**GIVEN EXERCISE:**
Locate each line in the entries below that contains the word "surrounds" and copy those lines in full.
------ DATASET EXTRACT
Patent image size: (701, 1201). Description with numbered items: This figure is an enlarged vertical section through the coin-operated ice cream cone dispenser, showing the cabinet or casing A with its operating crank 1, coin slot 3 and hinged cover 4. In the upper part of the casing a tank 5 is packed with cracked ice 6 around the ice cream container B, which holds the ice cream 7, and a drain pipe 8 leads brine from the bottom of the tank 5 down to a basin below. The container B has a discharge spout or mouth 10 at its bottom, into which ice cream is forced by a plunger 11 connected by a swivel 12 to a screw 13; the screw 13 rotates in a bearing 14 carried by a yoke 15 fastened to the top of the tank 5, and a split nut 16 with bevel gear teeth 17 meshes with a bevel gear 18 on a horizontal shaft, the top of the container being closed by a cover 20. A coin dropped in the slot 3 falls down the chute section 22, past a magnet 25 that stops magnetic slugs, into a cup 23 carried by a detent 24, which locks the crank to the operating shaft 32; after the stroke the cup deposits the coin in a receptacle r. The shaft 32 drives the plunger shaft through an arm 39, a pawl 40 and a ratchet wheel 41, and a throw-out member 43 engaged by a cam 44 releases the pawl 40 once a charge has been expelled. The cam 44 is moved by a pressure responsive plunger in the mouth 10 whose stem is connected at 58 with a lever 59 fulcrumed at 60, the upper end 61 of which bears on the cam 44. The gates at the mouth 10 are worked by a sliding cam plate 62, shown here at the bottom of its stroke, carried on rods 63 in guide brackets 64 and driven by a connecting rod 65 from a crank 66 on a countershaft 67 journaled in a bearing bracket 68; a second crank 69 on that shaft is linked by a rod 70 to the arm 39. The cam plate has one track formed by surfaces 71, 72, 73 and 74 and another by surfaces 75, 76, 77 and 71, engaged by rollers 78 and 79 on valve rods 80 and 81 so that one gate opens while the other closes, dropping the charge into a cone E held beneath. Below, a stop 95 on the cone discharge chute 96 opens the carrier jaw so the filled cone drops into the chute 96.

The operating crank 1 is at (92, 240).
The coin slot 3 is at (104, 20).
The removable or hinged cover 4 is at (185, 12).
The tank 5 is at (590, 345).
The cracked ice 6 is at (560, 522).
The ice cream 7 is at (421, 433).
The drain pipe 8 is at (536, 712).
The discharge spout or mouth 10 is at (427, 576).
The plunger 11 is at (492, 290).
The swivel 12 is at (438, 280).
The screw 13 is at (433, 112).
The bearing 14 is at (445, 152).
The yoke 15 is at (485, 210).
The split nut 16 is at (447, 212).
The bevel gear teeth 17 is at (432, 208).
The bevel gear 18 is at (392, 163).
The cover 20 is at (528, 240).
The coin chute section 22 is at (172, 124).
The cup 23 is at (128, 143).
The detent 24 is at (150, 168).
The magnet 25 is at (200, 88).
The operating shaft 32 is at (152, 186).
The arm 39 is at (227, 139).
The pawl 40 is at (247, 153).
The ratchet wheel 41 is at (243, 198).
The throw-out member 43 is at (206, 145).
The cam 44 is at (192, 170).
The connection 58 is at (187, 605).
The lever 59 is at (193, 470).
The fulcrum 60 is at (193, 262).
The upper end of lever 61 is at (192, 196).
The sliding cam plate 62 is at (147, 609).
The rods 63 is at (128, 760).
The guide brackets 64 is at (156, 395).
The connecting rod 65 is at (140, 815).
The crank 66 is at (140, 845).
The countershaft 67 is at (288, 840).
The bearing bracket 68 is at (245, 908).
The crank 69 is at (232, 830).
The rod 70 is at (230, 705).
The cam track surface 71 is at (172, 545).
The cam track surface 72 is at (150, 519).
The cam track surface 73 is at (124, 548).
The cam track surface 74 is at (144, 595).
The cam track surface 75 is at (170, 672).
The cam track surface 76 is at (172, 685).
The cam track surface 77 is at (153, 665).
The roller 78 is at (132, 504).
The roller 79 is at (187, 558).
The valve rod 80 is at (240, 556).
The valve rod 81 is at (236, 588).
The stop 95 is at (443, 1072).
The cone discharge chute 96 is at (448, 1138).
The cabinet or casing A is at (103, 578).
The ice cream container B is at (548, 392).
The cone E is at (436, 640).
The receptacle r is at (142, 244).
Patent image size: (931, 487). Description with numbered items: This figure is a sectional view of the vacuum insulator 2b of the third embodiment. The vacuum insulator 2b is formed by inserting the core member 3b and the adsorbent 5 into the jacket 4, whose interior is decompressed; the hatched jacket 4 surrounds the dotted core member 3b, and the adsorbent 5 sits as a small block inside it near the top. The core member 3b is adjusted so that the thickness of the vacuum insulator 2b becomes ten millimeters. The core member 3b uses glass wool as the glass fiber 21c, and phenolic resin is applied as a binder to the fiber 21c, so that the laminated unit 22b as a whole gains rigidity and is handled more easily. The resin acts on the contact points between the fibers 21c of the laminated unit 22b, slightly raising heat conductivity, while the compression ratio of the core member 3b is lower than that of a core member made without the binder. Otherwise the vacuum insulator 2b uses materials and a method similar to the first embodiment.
------------
**FINISHED EXERCISE:**
Patent image size: (931, 487). Description with numbered items: This figure is a sectional view of the vacuum insulator 2b of the third embodiment. The vacuum insulator 2b is formed by inserting the core member 3b and the adsorbent 5 into the jacket 4, whose interior is decompressed; the hatched jacket 4 surrounds the dotted core member 3b, and the adsorbent 5 sits as a small block inside it near the top. The core member 3b is adjusted so that the thickness of the vacuum insulator 2b becomes ten millimeters. The core member 3b uses glass wool as the glass fiber 21c, and phenolic resin is applied as a binder to the fiber 21c, so that the laminated unit 22b as a whole gains rigidity and is handled more easily. The resin acts on the contact points between the fibers 21c of the laminated unit 22b, slightly raising heat conductivity, while the compression ratio of the core member 3b is lower than that of a core member made without the binder. Otherwise the vacuum insulator 2b uses materials and a method similar to the first embodiment.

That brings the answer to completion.